DIRECTIONS: All entries must be repeated exactly; do not include the pictures.

ENTRIES SHOWN:
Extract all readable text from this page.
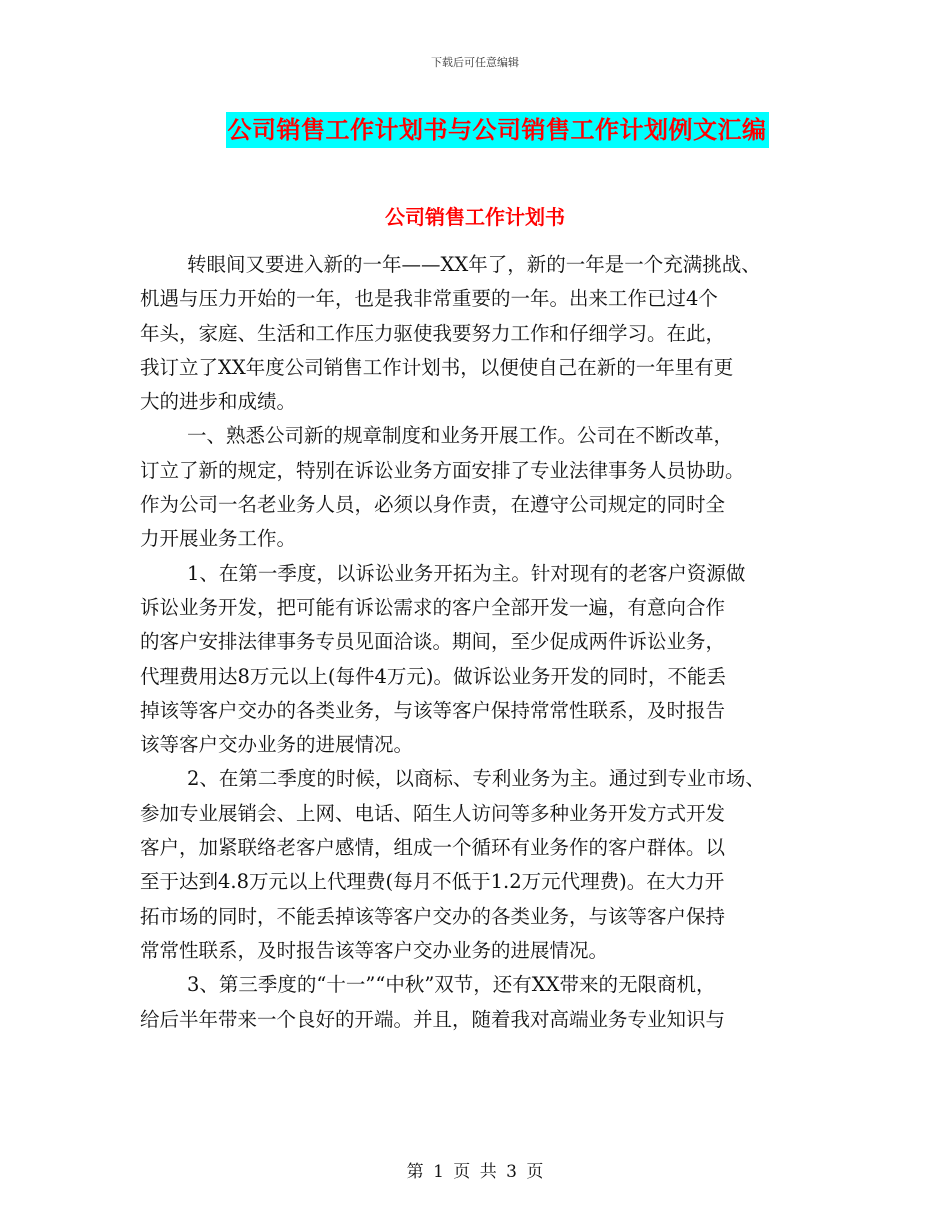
下载后可任意编辑
公司销售工作计划书与公司销售工作计划例文汇编
公司销售工作计划书

转眼间又要进入新的一年——XX年了，新的一年是一个充满挑战、
机遇与压力开始的一年，也是我非常重要的一年。出来工作已过4个
年头，家庭、生活和工作压力驱使我要努力工作和仔细学习。在此，
我订立了XX年度公司销售工作计划书，以便使自己在新的一年里有更
大的进步和成绩。

一、熟悉公司新的规章制度和业务开展工作。公司在不断改革，
订立了新的规定，特别在诉讼业务方面安排了专业法律事务人员协助。
作为公司一名老业务人员，必须以身作责，在遵守公司规定的同时全
力开展业务工作。

1、在第一季度，以诉讼业务开拓为主。针对现有的老客户资源做
诉讼业务开发，把可能有诉讼需求的客户全部开发一遍，有意向合作
的客户安排法律事务专员见面洽谈。期间，至少促成两件诉讼业务，
代理费用达8万元以上(每件4万元)。做诉讼业务开发的同时，不能丢
掉该等客户交办的各类业务，与该等客户保持常常性联系，及时报告
该等客户交办业务的进展情况。

2、在第二季度的时候，以商标、专利业务为主。通过到专业市场、
参加专业展销会、上网、电话、陌生人访问等多种业务开发方式开发
客户，加紧联络老客户感情，组成一个循环有业务作的客户群体。以
至于达到4.8万元以上代理费(每月不低于1.2万元代理费)。在大力开
拓市场的同时，不能丢掉该等客户交办的各类业务，与该等客户保持
常常性联系，及时报告该等客户交办业务的进展情况。

3、第三季度的“十一”“中秋”双节，还有XX带来的无限商机，
给后半年带来一个良好的开端。并且，随着我对高端业务专业知识与

第 1 页 共 3 页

SOLUTION BELOW:
Extract all readable text from this page.
下载后可任意编辑
公司销售工作计划书与公司销售工作计划例文汇编
公司销售工作计划书

转眼间又要进入新的一年——XX年了，新的一年是一个充满挑战、
机遇与压力开始的一年，也是我非常重要的一年。出来工作已过4个
年头，家庭、生活和工作压力驱使我要努力工作和仔细学习。在此，
我订立了XX年度公司销售工作计划书，以便使自己在新的一年里有更
大的进步和成绩。

一、熟悉公司新的规章制度和业务开展工作。公司在不断改革，
订立了新的规定，特别在诉讼业务方面安排了专业法律事务人员协助。
作为公司一名老业务人员，必须以身作责，在遵守公司规定的同时全
力开展业务工作。

1、在第一季度，以诉讼业务开拓为主。针对现有的老客户资源做
诉讼业务开发，把可能有诉讼需求的客户全部开发一遍，有意向合作
的客户安排法律事务专员见面洽谈。期间，至少促成两件诉讼业务，
代理费用达8万元以上(每件4万元)。做诉讼业务开发的同时，不能丢
掉该等客户交办的各类业务，与该等客户保持常常性联系，及时报告
该等客户交办业务的进展情况。

2、在第二季度的时候，以商标、专利业务为主。通过到专业市场、
参加专业展销会、上网、电话、陌生人访问等多种业务开发方式开发
客户，加紧联络老客户感情，组成一个循环有业务作的客户群体。以
至于达到4.8万元以上代理费(每月不低于1.2万元代理费)。在大力开
拓市场的同时，不能丢掉该等客户交办的各类业务，与该等客户保持
常常性联系，及时报告该等客户交办业务的进展情况。

3、第三季度的“十一”“中秋”双节，还有XX带来的无限商机，
给后半年带来一个良好的开端。并且，随着我对高端业务专业知识与

第 1 页 共 3 页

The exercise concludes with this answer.